• _Problem_
Only a number is required: how many lines of the material contain the word "DEMAND"?

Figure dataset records
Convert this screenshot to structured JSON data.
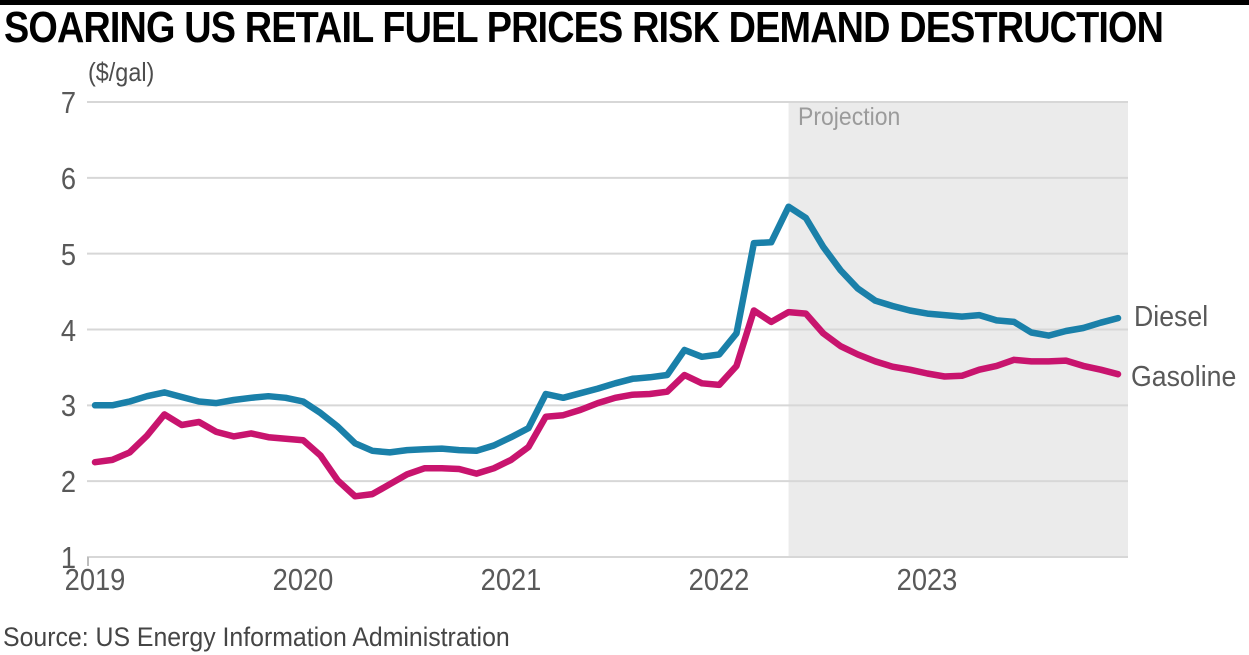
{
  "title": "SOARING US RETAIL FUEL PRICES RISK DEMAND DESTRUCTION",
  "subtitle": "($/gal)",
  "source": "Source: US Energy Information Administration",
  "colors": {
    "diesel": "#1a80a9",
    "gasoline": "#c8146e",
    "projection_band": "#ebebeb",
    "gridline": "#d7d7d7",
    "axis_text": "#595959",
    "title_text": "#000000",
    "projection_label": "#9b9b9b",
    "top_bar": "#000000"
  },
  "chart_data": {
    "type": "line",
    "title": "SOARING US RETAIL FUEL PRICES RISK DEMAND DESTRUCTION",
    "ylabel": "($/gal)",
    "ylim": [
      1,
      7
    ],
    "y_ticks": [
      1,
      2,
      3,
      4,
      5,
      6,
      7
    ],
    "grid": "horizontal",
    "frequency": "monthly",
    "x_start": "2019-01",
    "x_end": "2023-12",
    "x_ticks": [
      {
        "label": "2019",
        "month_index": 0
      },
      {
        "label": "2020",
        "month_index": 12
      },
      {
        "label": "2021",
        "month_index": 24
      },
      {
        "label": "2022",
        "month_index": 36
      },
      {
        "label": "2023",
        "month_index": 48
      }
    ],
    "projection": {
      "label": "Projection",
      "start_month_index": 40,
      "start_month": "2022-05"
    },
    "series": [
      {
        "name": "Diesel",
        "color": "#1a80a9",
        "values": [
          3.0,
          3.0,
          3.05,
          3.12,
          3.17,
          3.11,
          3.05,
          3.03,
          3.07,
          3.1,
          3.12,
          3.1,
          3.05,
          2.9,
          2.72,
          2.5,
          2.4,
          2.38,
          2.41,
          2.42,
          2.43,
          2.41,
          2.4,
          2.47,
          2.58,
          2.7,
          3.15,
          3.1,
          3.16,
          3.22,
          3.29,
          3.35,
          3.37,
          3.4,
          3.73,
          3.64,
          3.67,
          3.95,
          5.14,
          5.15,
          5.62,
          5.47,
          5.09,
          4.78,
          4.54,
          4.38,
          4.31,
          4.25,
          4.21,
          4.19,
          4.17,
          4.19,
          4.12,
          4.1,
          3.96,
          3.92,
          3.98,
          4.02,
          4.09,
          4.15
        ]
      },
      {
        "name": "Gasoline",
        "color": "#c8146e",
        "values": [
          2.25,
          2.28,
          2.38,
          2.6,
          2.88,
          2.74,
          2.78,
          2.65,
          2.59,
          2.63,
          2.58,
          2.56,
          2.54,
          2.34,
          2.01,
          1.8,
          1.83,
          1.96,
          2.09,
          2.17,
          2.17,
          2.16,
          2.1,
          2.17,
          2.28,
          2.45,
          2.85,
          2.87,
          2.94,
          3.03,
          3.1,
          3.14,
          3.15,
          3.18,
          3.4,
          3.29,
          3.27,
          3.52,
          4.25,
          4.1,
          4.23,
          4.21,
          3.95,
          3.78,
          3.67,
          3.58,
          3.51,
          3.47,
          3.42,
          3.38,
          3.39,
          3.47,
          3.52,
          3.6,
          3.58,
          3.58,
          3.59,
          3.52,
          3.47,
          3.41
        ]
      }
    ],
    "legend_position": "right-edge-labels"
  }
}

...

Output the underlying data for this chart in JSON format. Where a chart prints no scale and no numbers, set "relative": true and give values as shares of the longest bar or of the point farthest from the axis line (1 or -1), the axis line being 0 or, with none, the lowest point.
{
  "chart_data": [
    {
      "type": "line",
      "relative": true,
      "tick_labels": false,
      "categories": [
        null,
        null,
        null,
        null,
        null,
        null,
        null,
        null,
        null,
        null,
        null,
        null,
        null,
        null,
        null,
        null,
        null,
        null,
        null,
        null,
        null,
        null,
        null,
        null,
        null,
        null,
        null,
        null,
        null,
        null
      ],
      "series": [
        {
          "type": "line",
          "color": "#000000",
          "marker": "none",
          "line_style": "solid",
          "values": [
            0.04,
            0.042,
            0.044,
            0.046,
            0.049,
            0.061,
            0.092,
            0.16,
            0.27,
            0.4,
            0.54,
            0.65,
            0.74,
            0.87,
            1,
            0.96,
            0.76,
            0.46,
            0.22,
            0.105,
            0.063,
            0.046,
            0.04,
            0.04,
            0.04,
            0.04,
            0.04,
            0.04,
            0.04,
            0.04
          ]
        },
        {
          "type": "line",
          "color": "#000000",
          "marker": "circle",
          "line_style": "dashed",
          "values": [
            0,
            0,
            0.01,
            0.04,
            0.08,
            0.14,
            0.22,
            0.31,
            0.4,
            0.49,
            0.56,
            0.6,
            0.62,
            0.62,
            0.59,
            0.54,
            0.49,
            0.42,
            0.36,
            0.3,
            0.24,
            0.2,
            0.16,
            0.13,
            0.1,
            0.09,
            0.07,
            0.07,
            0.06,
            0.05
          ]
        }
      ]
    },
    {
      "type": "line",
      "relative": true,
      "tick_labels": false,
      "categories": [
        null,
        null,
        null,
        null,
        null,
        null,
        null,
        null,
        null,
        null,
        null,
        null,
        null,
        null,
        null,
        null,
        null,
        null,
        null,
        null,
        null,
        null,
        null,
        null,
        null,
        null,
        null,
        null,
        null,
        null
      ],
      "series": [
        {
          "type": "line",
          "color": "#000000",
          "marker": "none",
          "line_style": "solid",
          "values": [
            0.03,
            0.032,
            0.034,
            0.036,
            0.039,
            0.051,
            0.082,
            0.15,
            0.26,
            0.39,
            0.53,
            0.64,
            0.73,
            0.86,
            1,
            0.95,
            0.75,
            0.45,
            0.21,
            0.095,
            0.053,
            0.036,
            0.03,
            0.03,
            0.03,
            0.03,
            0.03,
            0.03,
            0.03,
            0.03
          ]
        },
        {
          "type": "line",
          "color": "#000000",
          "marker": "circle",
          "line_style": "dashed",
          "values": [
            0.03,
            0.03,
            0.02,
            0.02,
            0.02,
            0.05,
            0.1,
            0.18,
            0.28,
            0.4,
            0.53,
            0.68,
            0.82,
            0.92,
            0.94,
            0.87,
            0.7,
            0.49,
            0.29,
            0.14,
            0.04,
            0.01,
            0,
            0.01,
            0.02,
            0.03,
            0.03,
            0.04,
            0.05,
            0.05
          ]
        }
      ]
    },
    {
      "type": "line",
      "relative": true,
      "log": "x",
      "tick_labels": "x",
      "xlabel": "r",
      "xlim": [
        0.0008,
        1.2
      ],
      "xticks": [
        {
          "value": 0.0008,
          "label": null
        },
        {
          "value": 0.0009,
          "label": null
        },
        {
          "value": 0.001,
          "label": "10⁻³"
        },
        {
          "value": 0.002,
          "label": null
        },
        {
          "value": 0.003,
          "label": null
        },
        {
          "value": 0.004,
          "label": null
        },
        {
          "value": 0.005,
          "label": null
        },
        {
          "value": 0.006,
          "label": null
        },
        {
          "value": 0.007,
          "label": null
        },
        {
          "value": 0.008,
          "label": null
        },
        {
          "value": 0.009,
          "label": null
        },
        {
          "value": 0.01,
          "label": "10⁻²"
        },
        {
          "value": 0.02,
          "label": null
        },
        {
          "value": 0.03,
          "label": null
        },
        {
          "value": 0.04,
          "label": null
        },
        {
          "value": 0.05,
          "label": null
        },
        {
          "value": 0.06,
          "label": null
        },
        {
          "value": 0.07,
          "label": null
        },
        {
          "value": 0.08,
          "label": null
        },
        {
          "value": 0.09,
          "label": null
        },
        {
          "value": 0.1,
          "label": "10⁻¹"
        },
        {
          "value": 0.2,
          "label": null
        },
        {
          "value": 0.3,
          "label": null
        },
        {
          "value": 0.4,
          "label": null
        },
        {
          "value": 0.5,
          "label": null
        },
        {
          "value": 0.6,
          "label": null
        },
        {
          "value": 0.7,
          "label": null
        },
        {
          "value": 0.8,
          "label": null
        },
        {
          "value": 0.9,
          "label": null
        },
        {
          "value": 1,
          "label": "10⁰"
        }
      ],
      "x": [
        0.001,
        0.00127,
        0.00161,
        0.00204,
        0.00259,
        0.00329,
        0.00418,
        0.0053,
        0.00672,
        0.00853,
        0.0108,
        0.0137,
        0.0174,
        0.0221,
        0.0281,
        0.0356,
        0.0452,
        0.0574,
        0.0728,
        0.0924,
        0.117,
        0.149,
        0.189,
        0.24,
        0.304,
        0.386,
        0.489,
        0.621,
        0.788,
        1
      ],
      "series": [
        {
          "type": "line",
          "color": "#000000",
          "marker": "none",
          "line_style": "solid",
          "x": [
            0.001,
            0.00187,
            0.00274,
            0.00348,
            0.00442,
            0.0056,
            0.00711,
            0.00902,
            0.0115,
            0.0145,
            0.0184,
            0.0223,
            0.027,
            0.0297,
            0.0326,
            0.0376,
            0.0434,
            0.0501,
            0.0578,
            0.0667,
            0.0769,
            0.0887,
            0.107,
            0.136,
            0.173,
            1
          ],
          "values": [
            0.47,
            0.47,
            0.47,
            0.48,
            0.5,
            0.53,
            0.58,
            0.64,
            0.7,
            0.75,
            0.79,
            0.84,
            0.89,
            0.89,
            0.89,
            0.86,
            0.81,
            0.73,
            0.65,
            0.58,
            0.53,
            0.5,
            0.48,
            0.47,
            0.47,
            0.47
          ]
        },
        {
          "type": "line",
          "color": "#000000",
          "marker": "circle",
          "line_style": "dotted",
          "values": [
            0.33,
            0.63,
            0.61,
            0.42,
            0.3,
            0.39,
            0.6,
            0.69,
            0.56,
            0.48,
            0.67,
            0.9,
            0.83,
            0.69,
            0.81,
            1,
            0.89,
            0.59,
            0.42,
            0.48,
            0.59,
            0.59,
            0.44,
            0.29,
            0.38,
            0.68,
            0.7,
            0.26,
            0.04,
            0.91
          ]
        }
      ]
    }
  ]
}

• _Result of the task_
2